* **SHORT PROBLEM**
Write the listing below out again exactly, dropping the images.

* **GIVEN ENTRIES**
________

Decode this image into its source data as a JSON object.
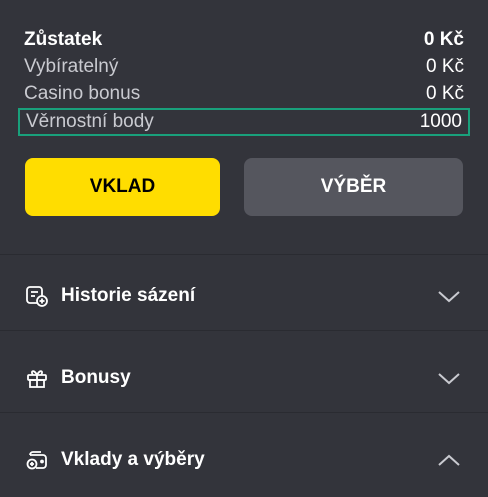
{
  "balance": {
    "rows": [
      {
        "label": "Zůstatek",
        "value": "0 Kč"
      },
      {
        "label": "Vybíratelný",
        "value": "0 Kč"
      },
      {
        "label": "Casino bonus",
        "value": "0 Kč"
      },
      {
        "label": "Věrnostní body",
        "value": "1000"
      }
    ]
  },
  "buttons": {
    "deposit_label": "VKLAD",
    "withdraw_label": "VÝBĚR"
  },
  "sections": [
    {
      "label": "Historie sázení",
      "icon": "bet-history-icon",
      "state": "collapsed"
    },
    {
      "label": "Bonusy",
      "icon": "gift-icon",
      "state": "collapsed"
    },
    {
      "label": "Vklady a výběry",
      "icon": "wallet-coins-icon",
      "state": "expanded"
    }
  ],
  "colors": {
    "background": "#33343b",
    "deposit_button": "#ffdd00",
    "withdraw_button": "#55565e",
    "highlight_border": "#19a07b"
  }
}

________

* **RESPONSE TO THE EXERCISE**
Decode this image into its source data as a JSON object.
{
  "balance": {
    "rows": [
      {
        "label": "Zůstatek",
        "value": "0 Kč"
      },
      {
        "label": "Vybíratelný",
        "value": "0 Kč"
      },
      {
        "label": "Casino bonus",
        "value": "0 Kč"
      },
      {
        "label": "Věrnostní body",
        "value": "1000"
      }
    ]
  },
  "buttons": {
    "deposit_label": "VKLAD",
    "withdraw_label": "VÝBĚR"
  },
  "sections": [
    {
      "label": "Historie sázení",
      "icon": "bet-history-icon",
      "state": "collapsed"
    },
    {
      "label": "Bonusy",
      "icon": "gift-icon",
      "state": "collapsed"
    },
    {
      "label": "Vklady a výběry",
      "icon": "wallet-coins-icon",
      "state": "expanded"
    }
  ],
  "colors": {
    "background": "#33343b",
    "deposit_button": "#ffdd00",
    "withdraw_button": "#55565e",
    "highlight_border": "#19a07b"
  }
}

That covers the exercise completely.